## What you need to do
Print out the material that follows word for word.
======== Material
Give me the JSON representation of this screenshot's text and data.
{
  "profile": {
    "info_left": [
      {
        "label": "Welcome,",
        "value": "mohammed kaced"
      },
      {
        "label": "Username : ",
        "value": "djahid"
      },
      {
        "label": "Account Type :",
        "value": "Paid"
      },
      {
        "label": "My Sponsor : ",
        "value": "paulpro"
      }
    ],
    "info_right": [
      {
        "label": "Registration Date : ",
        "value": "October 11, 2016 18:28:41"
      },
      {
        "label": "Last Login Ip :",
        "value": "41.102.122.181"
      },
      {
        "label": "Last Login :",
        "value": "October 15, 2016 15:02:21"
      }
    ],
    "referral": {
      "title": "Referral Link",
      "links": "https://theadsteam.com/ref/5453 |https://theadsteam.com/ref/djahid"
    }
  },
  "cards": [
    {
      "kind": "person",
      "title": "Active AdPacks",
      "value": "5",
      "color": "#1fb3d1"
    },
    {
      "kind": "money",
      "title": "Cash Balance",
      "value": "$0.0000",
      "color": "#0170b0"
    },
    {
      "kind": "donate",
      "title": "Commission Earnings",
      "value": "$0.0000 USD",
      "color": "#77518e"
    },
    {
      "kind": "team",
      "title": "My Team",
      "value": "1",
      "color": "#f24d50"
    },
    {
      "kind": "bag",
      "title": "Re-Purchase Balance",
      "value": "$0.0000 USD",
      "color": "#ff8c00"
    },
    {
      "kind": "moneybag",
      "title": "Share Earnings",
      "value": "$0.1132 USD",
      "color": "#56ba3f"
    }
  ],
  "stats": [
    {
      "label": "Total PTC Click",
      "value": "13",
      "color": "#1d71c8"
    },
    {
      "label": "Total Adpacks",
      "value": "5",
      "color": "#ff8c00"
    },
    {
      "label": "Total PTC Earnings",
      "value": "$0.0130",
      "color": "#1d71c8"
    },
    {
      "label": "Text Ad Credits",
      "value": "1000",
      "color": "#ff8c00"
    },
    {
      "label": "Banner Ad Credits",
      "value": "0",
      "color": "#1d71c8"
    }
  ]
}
================
## Full output
Give me the JSON representation of this screenshot's text and data.
{
  "profile": {
    "info_left": [
      {
        "label": "Welcome,",
        "value": "mohammed kaced"
      },
      {
        "label": "Username : ",
        "value": "djahid"
      },
      {
        "label": "Account Type :",
        "value": "Paid"
      },
      {
        "label": "My Sponsor : ",
        "value": "paulpro"
      }
    ],
    "info_right": [
      {
        "label": "Registration Date : ",
        "value": "October 11, 2016 18:28:41"
      },
      {
        "label": "Last Login Ip :",
        "value": "41.102.122.181"
      },
      {
        "label": "Last Login :",
        "value": "October 15, 2016 15:02:21"
      }
    ],
    "referral": {
      "title": "Referral Link",
      "links": "https://theadsteam.com/ref/5453 |https://theadsteam.com/ref/djahid"
    }
  },
  "cards": [
    {
      "kind": "person",
      "title": "Active AdPacks",
      "value": "5",
      "color": "#1fb3d1"
    },
    {
      "kind": "money",
      "title": "Cash Balance",
      "value": "$0.0000",
      "color": "#0170b0"
    },
    {
      "kind": "donate",
      "title": "Commission Earnings",
      "value": "$0.0000 USD",
      "color": "#77518e"
    },
    {
      "kind": "team",
      "title": "My Team",
      "value": "1",
      "color": "#f24d50"
    },
    {
      "kind": "bag",
      "title": "Re-Purchase Balance",
      "value": "$0.0000 USD",
      "color": "#ff8c00"
    },
    {
      "kind": "moneybag",
      "title": "Share Earnings",
      "value": "$0.1132 USD",
      "color": "#56ba3f"
    }
  ],
  "stats": [
    {
      "label": "Total PTC Click",
      "value": "13",
      "color": "#1d71c8"
    },
    {
      "label": "Total Adpacks",
      "value": "5",
      "color": "#ff8c00"
    },
    {
      "label": "Total PTC Earnings",
      "value": "$0.0130",
      "color": "#1d71c8"
    },
    {
      "label": "Text Ad Credits",
      "value": "1000",
      "color": "#ff8c00"
    },
    {
      "label": "Banner Ad Credits",
      "value": "0",
      "color": "#1d71c8"
    }
  ]
}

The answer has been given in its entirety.